▸ **Reading text**:
"""
This is a short quick tip about Ansible. TL;DR: it’s possible to use a wildcard in the target hosts specifier. This became useful to me when I dynamically created the inventory based on Ansible facts.
Date | Change description |
---|---|
2018-03-30 | The first release |
My scenario was, that I wanted to document the installation procedure of a tool I wrote. I needed to document that for at least CentOS and Ubuntu. That tool depends on operating system packages, which are named differently for Ubuntu and CentOS. To avoid that the documentation goes out of sync with reality, I decided to write Ansible code, which can be executed and therefore tested continuously, and include that code in my documentation.
To test that, I had a local Vagrant environment and wanted to ensure that
it works on Ubuntu 16.04 and CentOS 7.4 for the start.
As I expected that this will grow over time with different distributions
and each distribution with a set of major-minor releases, I wanted to
avoid to control the Ansible targets with an inventory file and also don’t
bind them to host names. So I decided to use the gather_facts
option,
to read specifics about the hosts, and dynamically group them based on
distribution, major release number, minor release number.
"""
▸ **Extracted data**:
"""
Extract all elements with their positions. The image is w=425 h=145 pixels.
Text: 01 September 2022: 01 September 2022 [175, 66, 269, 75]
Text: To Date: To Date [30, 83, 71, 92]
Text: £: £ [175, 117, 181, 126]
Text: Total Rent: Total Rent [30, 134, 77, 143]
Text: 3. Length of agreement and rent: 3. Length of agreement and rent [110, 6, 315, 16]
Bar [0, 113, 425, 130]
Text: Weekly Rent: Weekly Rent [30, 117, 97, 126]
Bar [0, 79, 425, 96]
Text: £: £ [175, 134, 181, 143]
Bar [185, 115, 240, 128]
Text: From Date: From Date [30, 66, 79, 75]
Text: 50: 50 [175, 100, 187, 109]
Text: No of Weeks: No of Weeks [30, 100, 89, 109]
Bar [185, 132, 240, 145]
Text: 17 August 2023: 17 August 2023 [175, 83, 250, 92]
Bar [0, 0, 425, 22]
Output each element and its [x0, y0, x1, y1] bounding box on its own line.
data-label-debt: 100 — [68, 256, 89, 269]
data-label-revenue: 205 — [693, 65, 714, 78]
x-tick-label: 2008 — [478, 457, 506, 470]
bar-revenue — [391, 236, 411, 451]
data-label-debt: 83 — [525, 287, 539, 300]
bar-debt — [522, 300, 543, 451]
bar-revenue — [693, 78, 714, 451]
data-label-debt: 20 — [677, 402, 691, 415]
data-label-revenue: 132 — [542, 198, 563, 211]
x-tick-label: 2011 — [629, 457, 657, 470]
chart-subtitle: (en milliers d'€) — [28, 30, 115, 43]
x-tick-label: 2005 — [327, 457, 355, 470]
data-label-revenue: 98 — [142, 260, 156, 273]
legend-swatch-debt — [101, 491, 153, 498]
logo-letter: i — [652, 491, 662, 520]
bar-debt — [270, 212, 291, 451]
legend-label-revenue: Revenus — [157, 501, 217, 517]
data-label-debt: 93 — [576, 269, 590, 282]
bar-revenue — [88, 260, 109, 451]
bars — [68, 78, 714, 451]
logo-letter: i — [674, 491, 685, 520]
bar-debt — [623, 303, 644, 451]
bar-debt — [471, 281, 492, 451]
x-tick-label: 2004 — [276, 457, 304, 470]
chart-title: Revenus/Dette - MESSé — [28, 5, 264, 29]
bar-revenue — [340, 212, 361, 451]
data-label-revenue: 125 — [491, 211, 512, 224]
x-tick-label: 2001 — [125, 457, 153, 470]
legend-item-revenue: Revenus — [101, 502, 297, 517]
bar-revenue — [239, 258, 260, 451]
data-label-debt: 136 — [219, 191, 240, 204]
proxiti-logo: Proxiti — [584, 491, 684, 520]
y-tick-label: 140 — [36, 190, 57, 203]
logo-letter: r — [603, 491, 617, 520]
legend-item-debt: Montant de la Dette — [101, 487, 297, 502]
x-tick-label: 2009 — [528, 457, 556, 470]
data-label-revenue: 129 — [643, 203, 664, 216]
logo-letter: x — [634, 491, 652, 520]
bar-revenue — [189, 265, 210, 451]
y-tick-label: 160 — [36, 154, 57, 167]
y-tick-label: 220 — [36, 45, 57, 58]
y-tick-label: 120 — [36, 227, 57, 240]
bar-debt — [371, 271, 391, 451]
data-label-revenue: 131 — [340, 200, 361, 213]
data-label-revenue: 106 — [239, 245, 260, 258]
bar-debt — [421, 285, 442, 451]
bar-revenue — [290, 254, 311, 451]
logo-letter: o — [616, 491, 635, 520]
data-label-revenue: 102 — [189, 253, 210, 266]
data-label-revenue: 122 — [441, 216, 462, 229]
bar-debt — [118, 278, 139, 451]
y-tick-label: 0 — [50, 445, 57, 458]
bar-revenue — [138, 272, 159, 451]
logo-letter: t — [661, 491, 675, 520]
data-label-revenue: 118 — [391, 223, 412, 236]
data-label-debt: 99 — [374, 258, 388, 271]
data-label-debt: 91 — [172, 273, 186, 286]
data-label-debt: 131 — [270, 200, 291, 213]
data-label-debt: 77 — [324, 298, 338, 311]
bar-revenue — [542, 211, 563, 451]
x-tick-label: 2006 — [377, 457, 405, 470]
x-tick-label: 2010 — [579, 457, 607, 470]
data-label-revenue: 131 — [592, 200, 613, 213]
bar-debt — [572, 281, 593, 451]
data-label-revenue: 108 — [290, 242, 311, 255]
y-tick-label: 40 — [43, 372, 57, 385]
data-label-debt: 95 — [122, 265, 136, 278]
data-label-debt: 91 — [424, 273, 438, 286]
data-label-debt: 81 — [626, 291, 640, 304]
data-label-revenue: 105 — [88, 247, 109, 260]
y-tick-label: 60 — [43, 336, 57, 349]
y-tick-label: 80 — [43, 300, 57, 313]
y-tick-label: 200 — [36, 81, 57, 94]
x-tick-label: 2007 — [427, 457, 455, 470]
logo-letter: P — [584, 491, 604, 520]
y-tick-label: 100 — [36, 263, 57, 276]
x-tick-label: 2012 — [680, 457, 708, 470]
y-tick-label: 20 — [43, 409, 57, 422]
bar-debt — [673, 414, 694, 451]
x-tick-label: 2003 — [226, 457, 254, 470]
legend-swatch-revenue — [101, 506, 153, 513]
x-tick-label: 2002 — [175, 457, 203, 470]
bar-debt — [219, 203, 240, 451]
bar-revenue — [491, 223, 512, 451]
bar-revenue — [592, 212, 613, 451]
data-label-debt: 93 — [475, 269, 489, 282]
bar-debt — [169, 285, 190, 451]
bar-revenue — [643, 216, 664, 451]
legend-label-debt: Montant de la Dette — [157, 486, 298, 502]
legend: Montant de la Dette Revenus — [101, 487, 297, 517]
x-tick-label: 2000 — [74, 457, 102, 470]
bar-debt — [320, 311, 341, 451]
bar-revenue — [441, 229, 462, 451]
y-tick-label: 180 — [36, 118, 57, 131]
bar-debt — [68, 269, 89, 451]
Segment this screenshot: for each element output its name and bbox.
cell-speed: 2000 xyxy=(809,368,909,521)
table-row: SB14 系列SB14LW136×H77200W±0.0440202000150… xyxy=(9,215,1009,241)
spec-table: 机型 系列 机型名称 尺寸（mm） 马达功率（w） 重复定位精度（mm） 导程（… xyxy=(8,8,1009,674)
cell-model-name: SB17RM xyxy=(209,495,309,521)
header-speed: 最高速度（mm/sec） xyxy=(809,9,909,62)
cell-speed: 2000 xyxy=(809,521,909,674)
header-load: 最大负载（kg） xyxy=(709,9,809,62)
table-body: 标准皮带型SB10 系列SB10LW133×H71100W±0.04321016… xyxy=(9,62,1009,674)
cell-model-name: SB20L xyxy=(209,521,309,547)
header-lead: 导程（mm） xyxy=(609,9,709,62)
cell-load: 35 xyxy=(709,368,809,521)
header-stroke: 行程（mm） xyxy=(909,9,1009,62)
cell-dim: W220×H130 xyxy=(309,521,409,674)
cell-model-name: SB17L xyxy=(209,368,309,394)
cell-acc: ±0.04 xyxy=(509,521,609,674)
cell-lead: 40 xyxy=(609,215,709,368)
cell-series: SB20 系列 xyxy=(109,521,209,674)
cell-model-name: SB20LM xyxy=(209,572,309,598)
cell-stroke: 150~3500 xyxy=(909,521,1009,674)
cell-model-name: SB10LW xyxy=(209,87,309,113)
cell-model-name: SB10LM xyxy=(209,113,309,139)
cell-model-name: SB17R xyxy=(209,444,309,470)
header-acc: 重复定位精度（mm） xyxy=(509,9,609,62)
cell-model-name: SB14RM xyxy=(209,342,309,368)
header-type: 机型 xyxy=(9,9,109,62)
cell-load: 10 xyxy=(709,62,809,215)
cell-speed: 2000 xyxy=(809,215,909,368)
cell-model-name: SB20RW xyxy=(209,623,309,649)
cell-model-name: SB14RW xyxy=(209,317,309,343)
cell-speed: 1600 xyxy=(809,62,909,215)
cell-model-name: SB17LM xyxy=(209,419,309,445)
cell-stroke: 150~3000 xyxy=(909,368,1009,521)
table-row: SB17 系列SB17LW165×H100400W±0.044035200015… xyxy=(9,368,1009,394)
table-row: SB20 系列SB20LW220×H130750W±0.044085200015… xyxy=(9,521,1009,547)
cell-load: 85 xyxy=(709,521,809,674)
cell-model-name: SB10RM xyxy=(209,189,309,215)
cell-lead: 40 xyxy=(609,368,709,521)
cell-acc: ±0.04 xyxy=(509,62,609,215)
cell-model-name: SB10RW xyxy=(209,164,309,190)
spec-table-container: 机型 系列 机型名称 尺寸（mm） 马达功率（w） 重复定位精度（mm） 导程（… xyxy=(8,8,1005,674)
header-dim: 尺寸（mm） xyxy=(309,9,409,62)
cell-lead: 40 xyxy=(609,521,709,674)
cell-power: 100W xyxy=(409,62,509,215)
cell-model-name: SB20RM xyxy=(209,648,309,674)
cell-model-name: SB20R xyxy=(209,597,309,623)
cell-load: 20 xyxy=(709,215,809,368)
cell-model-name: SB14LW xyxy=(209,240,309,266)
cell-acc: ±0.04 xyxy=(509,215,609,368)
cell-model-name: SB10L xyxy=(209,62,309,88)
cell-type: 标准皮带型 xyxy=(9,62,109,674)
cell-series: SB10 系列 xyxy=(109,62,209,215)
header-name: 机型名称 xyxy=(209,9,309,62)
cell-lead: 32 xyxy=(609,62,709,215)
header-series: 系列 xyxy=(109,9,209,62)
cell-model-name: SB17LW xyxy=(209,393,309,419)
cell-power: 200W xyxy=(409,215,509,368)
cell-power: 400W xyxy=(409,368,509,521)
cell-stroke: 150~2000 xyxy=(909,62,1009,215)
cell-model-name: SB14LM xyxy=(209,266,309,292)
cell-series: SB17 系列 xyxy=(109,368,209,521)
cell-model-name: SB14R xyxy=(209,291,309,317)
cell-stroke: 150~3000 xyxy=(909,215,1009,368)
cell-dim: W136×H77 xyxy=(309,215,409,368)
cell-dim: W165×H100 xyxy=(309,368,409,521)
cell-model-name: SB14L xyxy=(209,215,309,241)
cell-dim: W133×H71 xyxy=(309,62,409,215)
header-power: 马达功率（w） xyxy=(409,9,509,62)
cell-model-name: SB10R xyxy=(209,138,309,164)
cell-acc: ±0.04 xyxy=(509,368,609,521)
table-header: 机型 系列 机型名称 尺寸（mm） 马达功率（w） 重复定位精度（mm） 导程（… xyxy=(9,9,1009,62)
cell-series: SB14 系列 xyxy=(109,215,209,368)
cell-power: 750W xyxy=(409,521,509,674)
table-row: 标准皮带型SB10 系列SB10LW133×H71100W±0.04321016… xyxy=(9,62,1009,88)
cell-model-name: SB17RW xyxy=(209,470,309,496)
"""
Continue the Ansible tip about wildcard host targeting, starting right after its final sentence.

When doing that,
I discovered that the facts gather the major release number and the full
release number, which is 16.04
for Ubuntu, but 7.4.1708
for CentOS.
1 2 3 4 5 6 7 8 | [root@centos ~]# ansible localhost -m setup | grep ansible_distri
"ansible_distribution": "CentOS",
"ansible_distribution_file_parsed": true,
"ansible_distribution_file_path": "/etc/redhat-release",
"ansible_distribution_file_variety": "RedHat",
"ansible_distribution_major_version": "7",
"ansible_distribution_release": "Core",
"ansible_distribution_version": "7.4.1708",
|
My expectation was, that I somehow get 7.4
, without the patch level,
but I couldn’t find a way. I also wanted to avoid to do string split magic
in Ansible.
As I was worried that I have to change the playbook when the patch level
changes when updating the CentOS 7 Vagrant Box I wanted to have a way
to ignore the patch level. And apparently, Ansible can do that with a
wildcard *
in the target hosts specifier. I ended up with this:
1 2 3 4 5 6 7 8 9 10 11 12 13 14 15 16 17 18 19 20 | ---
- hosts: all
become: true
gather_facts: true
tasks:
- name: "Group the servers by operating system and version."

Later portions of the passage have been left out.